What you should do: Report all lines from the entries below in which "indeterminate" appears.

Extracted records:
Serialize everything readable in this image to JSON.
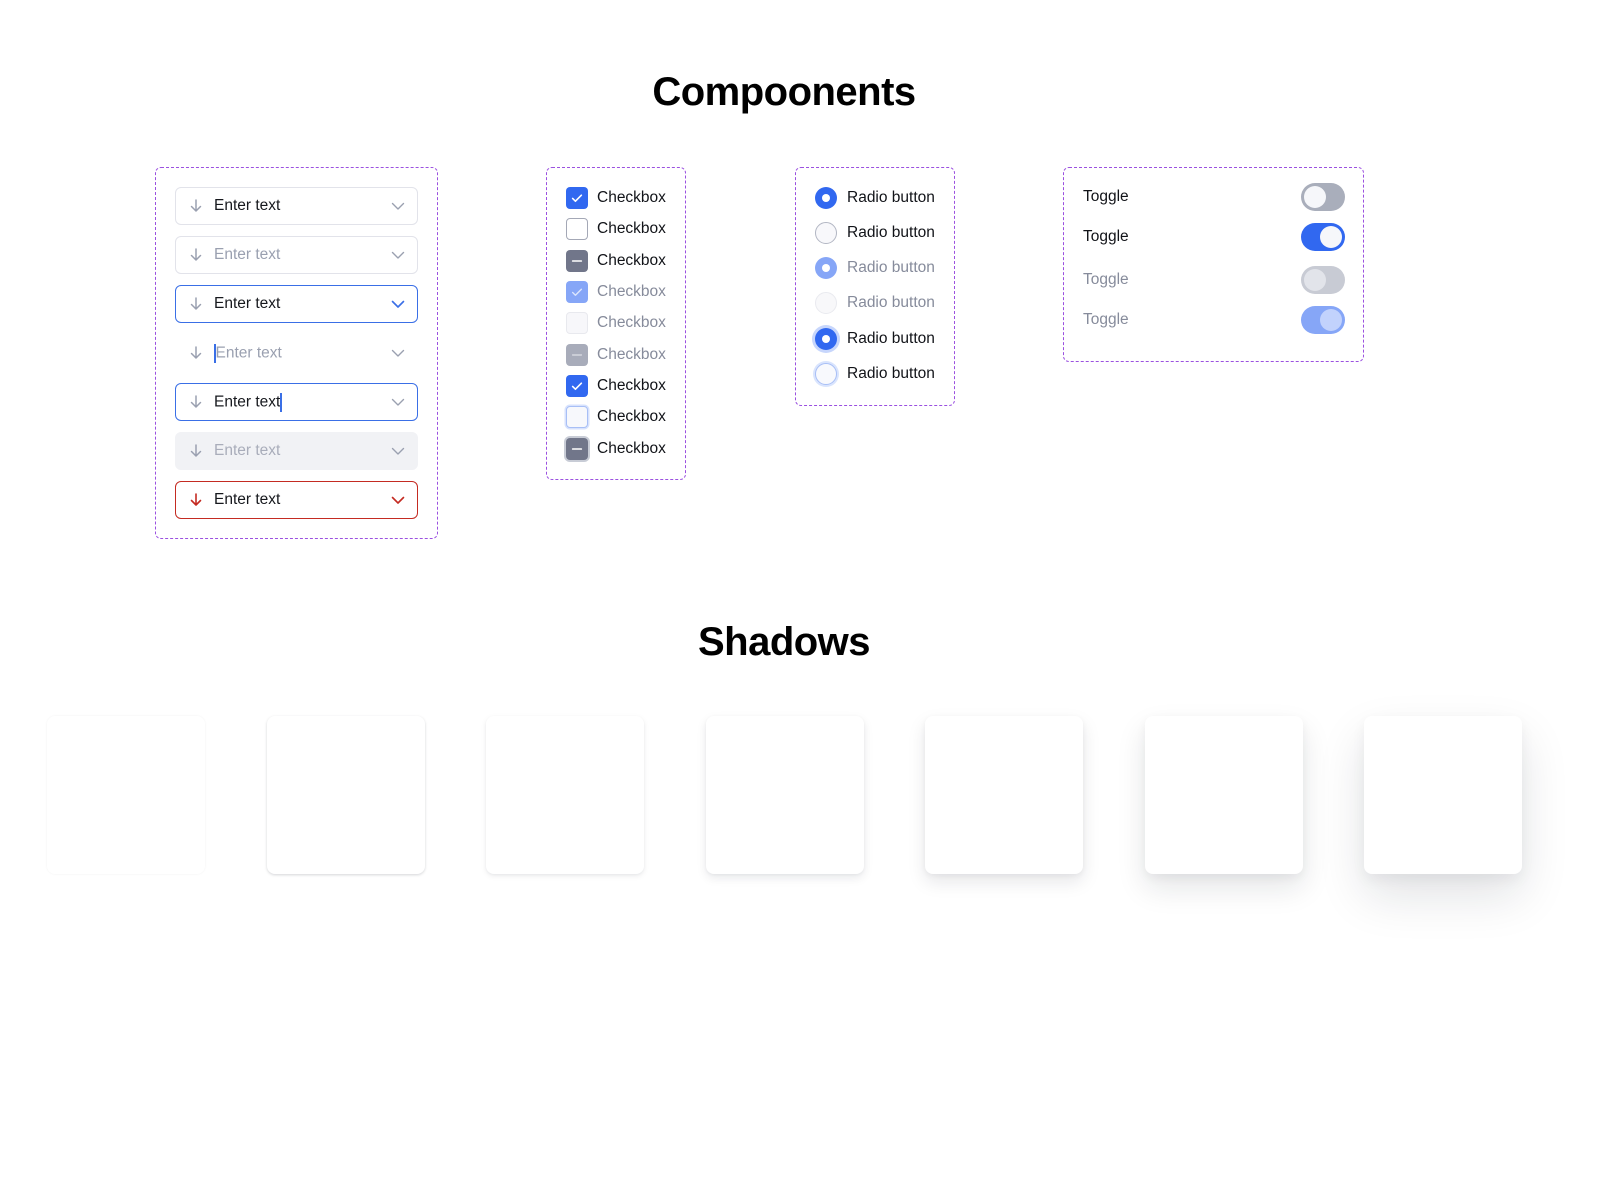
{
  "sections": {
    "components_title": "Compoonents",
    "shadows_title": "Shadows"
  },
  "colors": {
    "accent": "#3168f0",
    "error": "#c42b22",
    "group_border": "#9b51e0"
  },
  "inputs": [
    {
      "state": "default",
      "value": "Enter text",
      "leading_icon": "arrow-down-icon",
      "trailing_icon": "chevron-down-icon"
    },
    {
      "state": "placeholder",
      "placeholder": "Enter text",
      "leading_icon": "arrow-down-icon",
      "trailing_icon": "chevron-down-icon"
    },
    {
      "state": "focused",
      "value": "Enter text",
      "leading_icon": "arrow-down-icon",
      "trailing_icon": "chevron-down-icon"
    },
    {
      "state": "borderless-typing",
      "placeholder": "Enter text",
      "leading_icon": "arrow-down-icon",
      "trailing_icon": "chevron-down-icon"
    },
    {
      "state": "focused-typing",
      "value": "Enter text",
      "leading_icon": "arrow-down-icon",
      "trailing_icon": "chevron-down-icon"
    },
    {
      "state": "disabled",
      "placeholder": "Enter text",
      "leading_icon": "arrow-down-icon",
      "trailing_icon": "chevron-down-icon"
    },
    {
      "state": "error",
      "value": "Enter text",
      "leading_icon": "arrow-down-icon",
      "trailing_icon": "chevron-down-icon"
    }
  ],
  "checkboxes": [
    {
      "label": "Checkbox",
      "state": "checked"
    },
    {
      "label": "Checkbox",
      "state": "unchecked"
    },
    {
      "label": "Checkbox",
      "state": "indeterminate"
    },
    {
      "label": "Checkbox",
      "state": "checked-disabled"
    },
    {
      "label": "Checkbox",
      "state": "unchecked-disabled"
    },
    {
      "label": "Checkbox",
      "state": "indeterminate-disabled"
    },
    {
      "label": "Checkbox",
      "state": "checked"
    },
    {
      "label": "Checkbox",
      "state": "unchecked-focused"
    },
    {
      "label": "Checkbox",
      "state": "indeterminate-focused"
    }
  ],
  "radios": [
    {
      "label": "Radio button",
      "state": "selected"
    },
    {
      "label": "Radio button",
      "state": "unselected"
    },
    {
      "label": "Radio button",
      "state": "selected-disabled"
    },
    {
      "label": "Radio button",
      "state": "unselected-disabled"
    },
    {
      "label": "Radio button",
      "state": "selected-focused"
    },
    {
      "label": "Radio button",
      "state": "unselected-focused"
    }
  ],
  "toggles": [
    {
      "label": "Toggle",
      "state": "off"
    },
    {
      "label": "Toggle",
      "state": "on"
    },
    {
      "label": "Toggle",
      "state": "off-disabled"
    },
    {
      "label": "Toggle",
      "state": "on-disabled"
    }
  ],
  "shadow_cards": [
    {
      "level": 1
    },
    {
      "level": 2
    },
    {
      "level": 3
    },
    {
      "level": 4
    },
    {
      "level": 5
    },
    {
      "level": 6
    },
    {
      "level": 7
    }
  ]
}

Answer to this exercise:
      "state": "indeterminate"
      "state": "indeterminate-disabled"
      "state": "indeterminate-focused"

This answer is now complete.